• **Estratto del documento**
Il clima cambia e con lui anche le nostre emozioni. No, non stiamo parlando di meteoropatia o sbalzi di umore per una giornata grigia, ma dell’insieme di emozioni che proviamo in relazione all’ambiente naturale che ci circonda e, quindi, anche in relazione ai cambiamenti a cui è soggetto.
Il termine “ecoemozioni” viene usato nell’ambito della psicologia ambientale ed ecologica e descrive il profondo legame emotivo tra gli esseri umani e il pianeta, che può includere emozioni sia positive sia negative.
Le ecoemozioni sono significative perché riflettono il modo in cui le persone elaborano emotivamente la relazione con la natura e la consapevolezza delle sfide ambientali. Possono influire sulla nostra salute mentale, anche negativamente soprattutto se non affrontate, oppure se incanalate positivamente possono essere una forza motivante per intraprendere nuove azioni.

• **Righe di dati**
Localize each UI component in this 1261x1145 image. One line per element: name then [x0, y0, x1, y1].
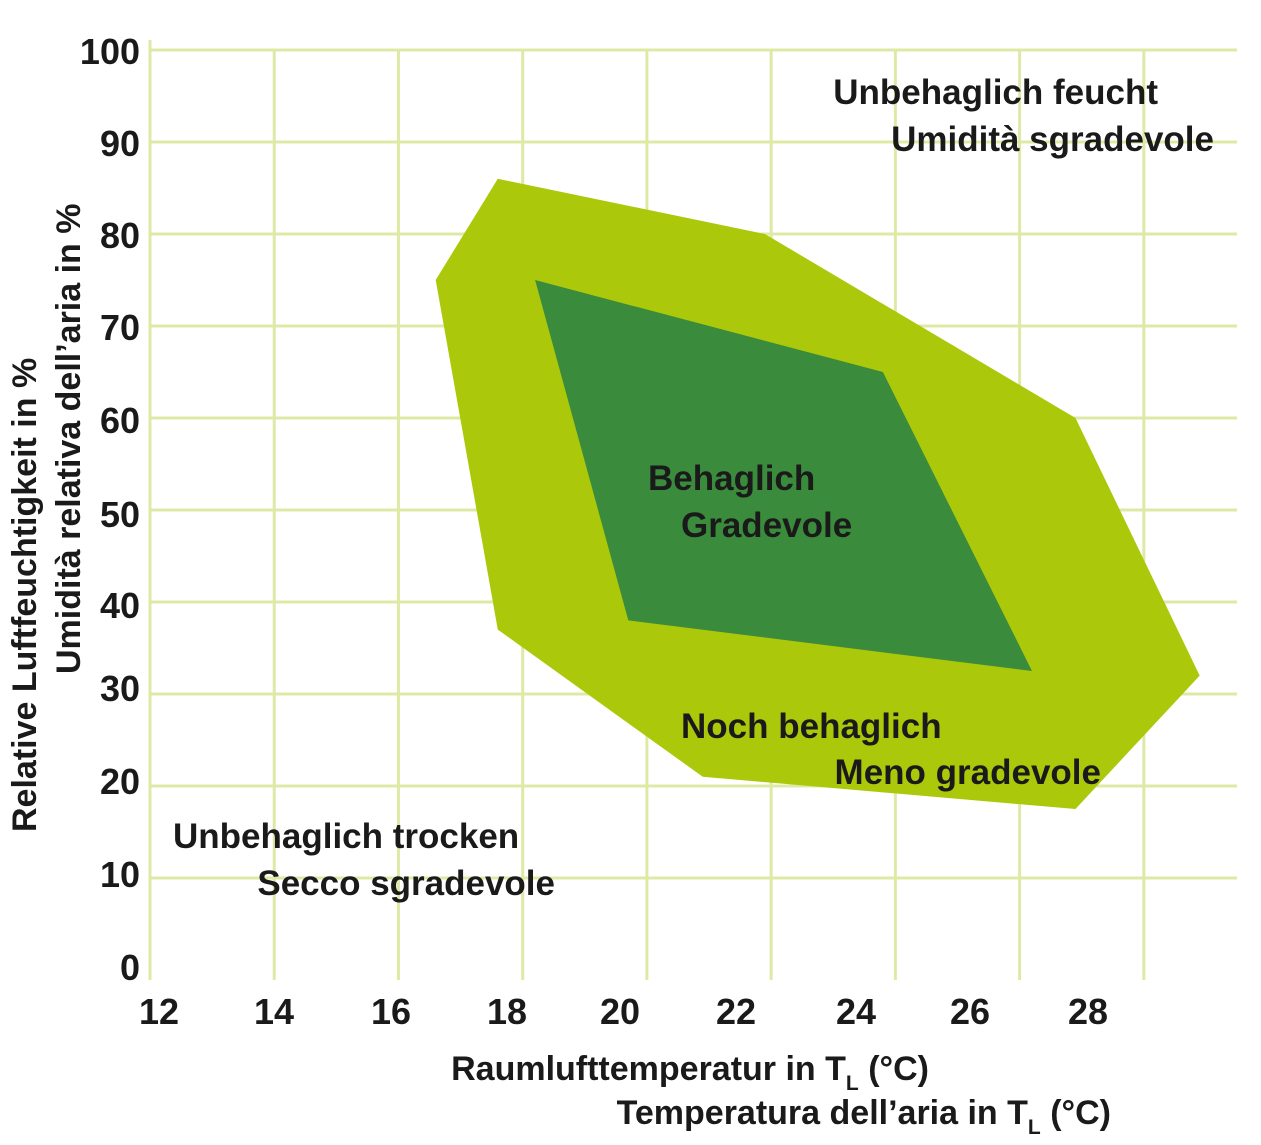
x-tick-label: 26: [950, 991, 990, 1032]
annotation-dry: Unbehaglich trocken Secco sgradevole: [173, 817, 555, 903]
annotation-comfortable: Behaglich Gradevole: [648, 459, 852, 545]
annotation-line: Secco sgradevole: [257, 864, 555, 903]
annotation-line: Umidità sgradevole: [891, 120, 1214, 159]
annotation-humid: Unbehaglich feucht Umidità sgradevole: [833, 73, 1214, 159]
y-tick-label: 20: [100, 761, 140, 802]
x-tick-labels: 12 14 16 18 20 22 24 26 28: [139, 991, 1108, 1032]
y-tick-labels: 0 10 20 30 40 50 60 70 80 90 100: [80, 31, 140, 988]
y-axis-title-secondary: Umidità relativa dell’aria in %: [50, 203, 88, 674]
x-tick-label: 12: [139, 991, 179, 1032]
x-tick-label: 24: [836, 991, 876, 1032]
annotation-line: Gradevole: [681, 506, 852, 545]
y-tick-label: 100: [80, 31, 140, 72]
x-axis-title-secondary: Temperatura dell’aria in TL (°C): [617, 1094, 1111, 1139]
annotation-line: Behaglich: [648, 459, 815, 498]
y-tick-label: 40: [100, 585, 140, 626]
y-tick-label: 70: [100, 307, 140, 348]
x-tick-label: 16: [371, 991, 411, 1032]
annotation-line: Noch behaglich: [681, 707, 942, 746]
annotation-still-comfortable: Noch behaglich Meno gradevole: [681, 707, 1101, 792]
y-tick-label: 0: [120, 947, 140, 988]
annotation-line: Unbehaglich trocken: [173, 817, 519, 856]
x-tick-label: 18: [487, 991, 527, 1032]
y-tick-label: 30: [100, 668, 140, 709]
y-tick-label: 50: [100, 494, 140, 535]
y-axis-title: Relative Luftfeuchtigkeit in %: [6, 358, 44, 832]
y-tick-label: 10: [100, 854, 140, 895]
annotation-line: Meno gradevole: [835, 753, 1101, 792]
y-tick-label: 60: [100, 400, 140, 441]
y-tick-label: 90: [100, 123, 140, 164]
x-axis-title: Raumlufttemperatur in TL (°C): [451, 1050, 929, 1095]
x-tick-label: 20: [600, 991, 640, 1032]
x-tick-label: 14: [254, 991, 294, 1032]
comfort-regions: [435, 178, 1200, 810]
x-tick-label: 28: [1068, 991, 1108, 1032]
x-tick-label: 22: [716, 991, 756, 1032]
axes: [148, 40, 1146, 980]
region-comfortable: [535, 280, 1032, 671]
y-tick-label: 80: [100, 215, 140, 256]
annotation-line: Unbehaglich feucht: [833, 73, 1158, 112]
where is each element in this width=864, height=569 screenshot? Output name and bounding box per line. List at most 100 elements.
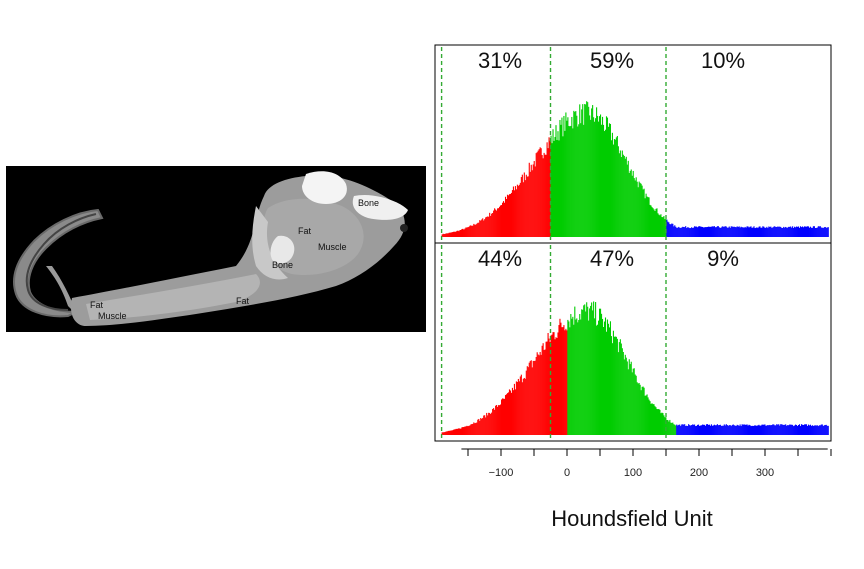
histogram-bar: [627, 160, 629, 237]
histogram-bar: [782, 424, 784, 435]
histogram-bar: [474, 423, 476, 435]
histogram-bar: [594, 318, 596, 435]
histogram-bar: [516, 184, 518, 237]
ct-bone-mid: [270, 235, 295, 264]
histogram-bar: [511, 387, 513, 435]
histogram-bar: [502, 398, 505, 435]
histogram-bar: [815, 227, 817, 237]
histogram-bar: [536, 152, 538, 237]
histogram-bar: [605, 331, 608, 435]
histogram-bar: [611, 132, 613, 237]
histogram-bar: [690, 425, 692, 435]
histogram-bar: [761, 424, 763, 435]
histogram-bar: [825, 424, 827, 435]
histogram-bar: [766, 425, 768, 435]
histogram-bar: [555, 337, 557, 435]
histogram-bar: [559, 119, 561, 237]
histogram-bar: [751, 227, 753, 237]
histogram-bar: [823, 227, 825, 237]
histogram-bar: [618, 342, 620, 435]
histogram-bar: [453, 231, 455, 237]
histogram-bar: [450, 430, 452, 435]
histogram-bar: [518, 381, 520, 435]
ct-label-fat-1: Fat: [298, 226, 312, 236]
histogram-bar: [795, 227, 797, 237]
histogram-bar: [656, 408, 658, 435]
histogram-bar: [756, 227, 758, 237]
histogram-bar: [616, 135, 618, 237]
histogram-bar: [819, 226, 821, 237]
histogram-bar: [591, 108, 593, 237]
histogram-bar: [588, 320, 590, 435]
histogram-bar: [628, 172, 630, 237]
histogram-bar: [600, 313, 603, 435]
histogram-bar: [496, 404, 498, 435]
panel-1-thresholds: [440, 47, 667, 241]
histogram-bar: [558, 325, 560, 435]
histogram-bar: [681, 424, 683, 435]
histogram-bar: [730, 226, 732, 237]
histogram-bar: [815, 425, 817, 435]
histogram-bar: [753, 425, 755, 435]
histogram-bar: [625, 156, 627, 237]
histogram-bar: [755, 425, 757, 435]
histogram-bar: [544, 154, 546, 237]
ct-tissue-strip-inner: [25, 213, 97, 311]
histogram-bar: [487, 415, 489, 435]
histogram-bar: [689, 425, 691, 435]
histogram-bar: [481, 418, 483, 435]
histogram-bar: [492, 213, 494, 237]
histogram-bar: [600, 114, 602, 237]
histogram-bar: [797, 426, 799, 435]
histogram-bar: [519, 182, 521, 237]
histogram-bar: [473, 223, 475, 237]
histogram-bar: [674, 225, 676, 237]
histogram-bar: [573, 110, 575, 237]
histogram-bar: [688, 227, 690, 237]
histogram-bar: [559, 318, 561, 435]
histogram-bar: [495, 209, 497, 237]
histogram-bar: [721, 226, 723, 237]
histogram-bar: [754, 228, 756, 237]
histogram-bar: [803, 424, 806, 435]
histogram-bar: [466, 425, 468, 435]
histogram-bar: [459, 230, 461, 237]
histogram-bar: [818, 425, 820, 435]
histogram-bar: [781, 424, 783, 435]
histogram-bar: [620, 343, 622, 435]
histogram-bar: [780, 226, 782, 237]
histogram-bar: [525, 370, 527, 435]
histogram-bar: [772, 424, 774, 435]
histogram-bar: [699, 425, 702, 435]
ct-scan-image: Bone Fat Muscle Bone Fat Fat Muscle: [6, 166, 426, 332]
histogram-bar: [544, 349, 546, 435]
histogram-bar: [739, 227, 741, 237]
histogram-bar: [704, 425, 707, 435]
histogram-bar: [536, 352, 538, 435]
histogram-bar: [592, 105, 594, 237]
x-ticks: [467, 449, 832, 456]
histogram-bar: [642, 386, 644, 435]
histogram-bar: [806, 425, 809, 435]
histogram-bar: [718, 227, 720, 237]
histogram-bar: [497, 406, 499, 435]
histogram-bar: [742, 227, 744, 237]
histogram-bar: [697, 424, 699, 435]
histogram-bar: [515, 381, 517, 435]
histogram-bar: [590, 119, 592, 237]
histogram-bar: [701, 226, 704, 237]
histogram-bar: [451, 232, 453, 237]
histogram-bar: [506, 194, 509, 237]
histogram-bar: [827, 425, 829, 435]
histogram-bar: [532, 360, 534, 435]
histogram-bar: [491, 412, 493, 435]
histogram-bar: [696, 425, 698, 435]
histogram-bar: [569, 126, 571, 237]
ct-bone-right: [352, 194, 408, 220]
histogram-bar: [745, 424, 747, 435]
histogram-bar: [634, 374, 636, 435]
histogram-bar: [623, 155, 625, 237]
histogram-bar: [575, 319, 577, 435]
histogram-bar: [449, 430, 451, 435]
histogram-bar: [792, 424, 794, 435]
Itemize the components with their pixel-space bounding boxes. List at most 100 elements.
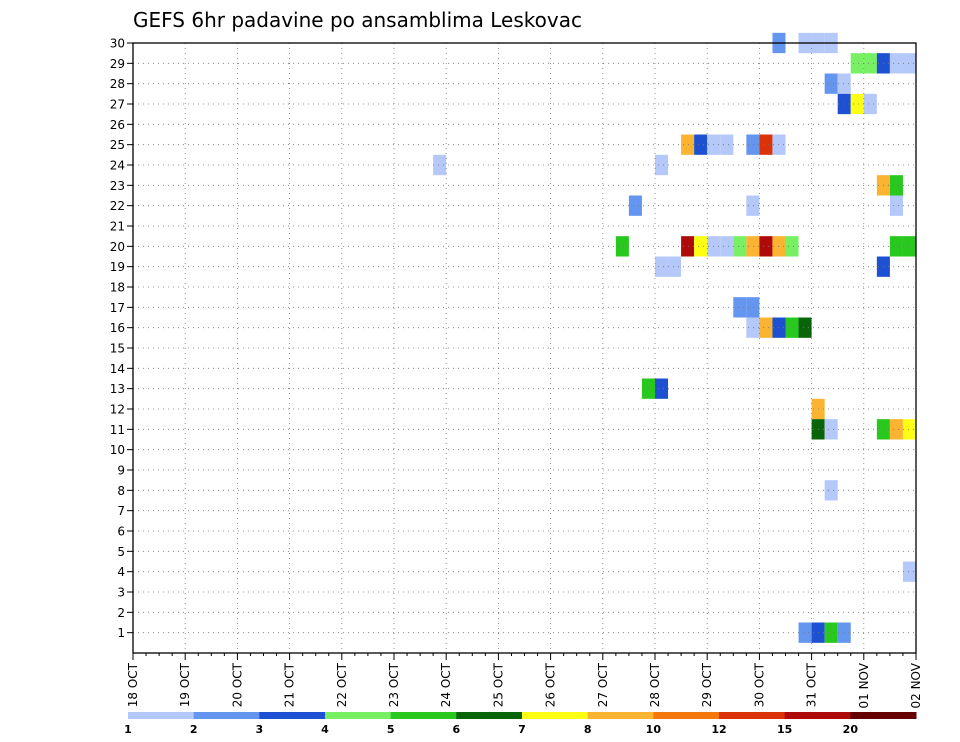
x-tick-label: 25 OCT (491, 662, 505, 707)
y-tick-label: 20 (110, 240, 125, 254)
y-tick-label: 23 (110, 179, 125, 193)
x-tick-label: 20 OCT (230, 662, 244, 707)
precip-cell (863, 93, 877, 115)
precip-cell (902, 419, 916, 440)
precip-cell (889, 419, 903, 440)
y-tick-label: 22 (110, 199, 125, 213)
x-tick-label: 31 OCT (805, 662, 819, 707)
y-tick-label: 14 (110, 362, 125, 376)
precip-cell (785, 236, 799, 257)
colorbar-legend: 1 2 3 4 5 6 7 8 10 12 15 20 (124, 712, 917, 736)
colorbar-swatch (653, 712, 720, 719)
precip-cell (798, 317, 812, 338)
y-tick-label: 25 (110, 138, 125, 152)
x-tick-label: 24 OCT (439, 662, 453, 707)
y-tick-label: 19 (110, 260, 125, 274)
x-tick-label: 21 OCT (283, 662, 297, 707)
precip-cell (759, 134, 773, 155)
precip-cell (850, 93, 864, 115)
precip-cell (889, 175, 903, 196)
x-tick-label: 19 OCT (178, 662, 192, 707)
x-tick-label: 02 NOV (909, 662, 923, 708)
x-tick-label: 26 OCT (544, 662, 558, 707)
colorbar-swatch (522, 712, 589, 719)
precip-cell (837, 622, 851, 643)
precip-cell (694, 236, 708, 257)
colorbar-swatch (850, 712, 917, 719)
y-tick-label: 13 (110, 382, 125, 396)
colorbar-swatch (325, 712, 392, 719)
precip-cell (655, 154, 669, 176)
precip-cell (889, 53, 903, 74)
y-tick-label: 21 (110, 220, 125, 234)
y-tick-label: 9 (117, 464, 125, 478)
precip-cell (746, 236, 760, 257)
colorbar-swatch (259, 712, 326, 719)
y-tick-label: 16 (110, 321, 125, 335)
precip-cell (720, 134, 734, 155)
y-tick-label: 5 (117, 545, 125, 559)
precip-cell (863, 53, 877, 74)
precip-cell (759, 317, 773, 338)
precip-cell (889, 195, 903, 216)
y-tick-label: 10 (110, 443, 125, 457)
x-tick-label: 01 NOV (857, 662, 871, 708)
colorbar-label: 5 (387, 723, 395, 736)
colorbar-label: 7 (518, 723, 526, 736)
y-tick-label: 15 (110, 342, 125, 356)
y-tick-label: 27 (110, 98, 125, 112)
colorbar-label: 2 (190, 723, 198, 736)
precip-cell (655, 378, 669, 399)
colorbar-swatch (784, 712, 851, 719)
y-tick-label: 8 (117, 484, 125, 498)
x-tick-label: 27 OCT (596, 662, 610, 707)
y-tick-label: 1 (117, 626, 125, 640)
y-axis: 1234567891011121314151617181920212223242… (110, 37, 133, 640)
colorbar-swatch (456, 712, 523, 719)
precip-cell (850, 53, 864, 74)
precip-cell (733, 297, 747, 318)
precip-cell (902, 53, 916, 74)
y-tick-label: 2 (117, 606, 125, 620)
colorbar-label: 10 (646, 723, 662, 736)
colorbar-label: 6 (453, 723, 461, 736)
y-tick-label: 26 (110, 118, 125, 132)
colorbar-swatch (390, 712, 457, 719)
precip-cell (733, 236, 747, 257)
y-tick-label: 18 (110, 281, 125, 295)
precip-cell (902, 561, 916, 582)
y-tick-label: 30 (110, 37, 125, 51)
x-tick-label: 29 OCT (700, 662, 714, 707)
y-tick-label: 6 (117, 525, 125, 539)
precip-cell (889, 236, 903, 257)
precip-cell (681, 134, 695, 155)
colorbar-swatch (587, 712, 654, 719)
x-tick-label: 28 OCT (648, 662, 662, 707)
y-tick-label: 7 (117, 504, 125, 518)
colorbar-label: 3 (256, 723, 264, 736)
precip-cell (694, 134, 708, 155)
precip-cell (837, 73, 851, 94)
colorbar-swatch (719, 712, 786, 719)
colorbar-label: 12 (711, 723, 726, 736)
precip-cell (785, 317, 799, 338)
x-axis: 18 OCT 19 OCT 20 OCT 21 OCT 22 OCT 23 OCT 24 O… (126, 653, 923, 709)
grid-lines (133, 42, 917, 653)
precip-cell (746, 195, 760, 216)
y-tick-label: 24 (110, 159, 125, 173)
precip-cell (824, 73, 838, 94)
precip-cell (798, 622, 812, 643)
colorbar-label: 4 (321, 723, 329, 736)
precip-cell (655, 256, 669, 277)
precip-cell (720, 236, 734, 257)
precip-cell (824, 419, 838, 440)
colorbar-label: 8 (584, 723, 592, 736)
colorbar-label: 1 (124, 723, 132, 736)
precip-cell (837, 93, 851, 115)
y-tick-label: 28 (110, 77, 125, 91)
x-tick-label: 22 OCT (335, 662, 349, 707)
colorbar-swatch (128, 712, 195, 719)
y-tick-label: 12 (110, 403, 125, 417)
x-tick-label: 23 OCT (387, 662, 401, 707)
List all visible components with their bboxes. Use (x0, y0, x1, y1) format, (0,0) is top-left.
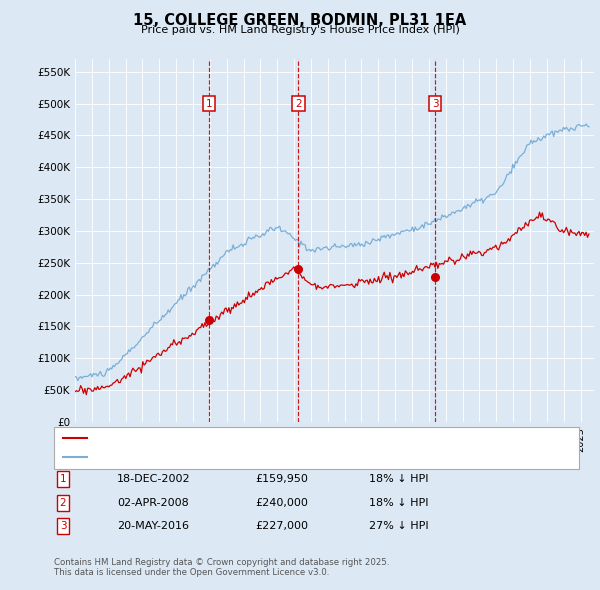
Text: 20-MAY-2016: 20-MAY-2016 (117, 522, 189, 531)
Text: 18% ↓ HPI: 18% ↓ HPI (369, 474, 428, 484)
Text: £240,000: £240,000 (255, 498, 308, 507)
Text: 02-APR-2008: 02-APR-2008 (117, 498, 189, 507)
Text: Price paid vs. HM Land Registry's House Price Index (HPI): Price paid vs. HM Land Registry's House … (140, 25, 460, 35)
Text: 1: 1 (59, 474, 67, 484)
Text: 15, COLLEGE GREEN, BODMIN, PL31 1EA: 15, COLLEGE GREEN, BODMIN, PL31 1EA (133, 13, 467, 28)
Text: 27% ↓ HPI: 27% ↓ HPI (369, 522, 428, 531)
Text: 1: 1 (206, 99, 212, 109)
Text: 15, COLLEGE GREEN, BODMIN, PL31 1EA (detached house): 15, COLLEGE GREEN, BODMIN, PL31 1EA (det… (93, 434, 387, 444)
Text: Contains HM Land Registry data © Crown copyright and database right 2025.
This d: Contains HM Land Registry data © Crown c… (54, 558, 389, 577)
Text: 3: 3 (432, 99, 439, 109)
Text: £159,950: £159,950 (255, 474, 308, 484)
Text: 18-DEC-2002: 18-DEC-2002 (117, 474, 191, 484)
Text: 18% ↓ HPI: 18% ↓ HPI (369, 498, 428, 507)
Text: 2: 2 (59, 498, 67, 507)
Text: 2: 2 (295, 99, 302, 109)
Text: £227,000: £227,000 (255, 522, 308, 531)
Text: 3: 3 (59, 522, 67, 531)
Text: HPI: Average price, detached house, Cornwall: HPI: Average price, detached house, Corn… (93, 452, 320, 462)
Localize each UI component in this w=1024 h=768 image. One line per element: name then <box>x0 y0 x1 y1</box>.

• **Problemi e compiti**
**A.** Rispondi a queste domande sul testo dedicato alle ecoemozioni:
(i) In quale ambito viene usato il termine "ecoemozioni"?
(ii) Che tipo di emozioni può includere il legame emotivo tra gli esseri umani e il pianeta?
(iii) Che cosa possono diventare le ecoemozioni se incanalate positivamente?
**B.** Scrivi il seguito del testo sulle ecoemozioni, partendo dal punto in cui si ferma.
Le righe non hanno alcun ruolo in questo lavoro.

• **Risposte ai compiti**
**A.**
(i) Nell'ambito della psicologia ambientale ed ecologica.
(ii) Emozioni sia positive sia negative.
(iii) Una forza motivante per intraprendere nuove azioni.

**B.**
Gli effetti dei cambiamenti climatici non sono più un concetto astratto e distante: la crisi climatica viene a bussare alla nostra porta in modi che non avevamo mai sperimentato e con una potenza fuori dal nostro controllo. Per questo motivo possiamo provare paura, ansia e disagio al pensiero di possibili catastrofi ambientali; tristezza per un ambiente che non vedremo più come lo avevamo conosciuto; oppure un senso di unione nell’affrontare le sfide climatiche basato su una profonda connessione con l’ambiente e con la Terra.
Non solo, quindi, conseguenze fisiche, ma anche sulla salute mentale che spesso vengono ignorate. Non sempre sono facili da riconoscere in quanto sensazioni nuove che hanno bisogno di definizioni, tanto da diventare neologismi nei dizionari di tutto il mondo.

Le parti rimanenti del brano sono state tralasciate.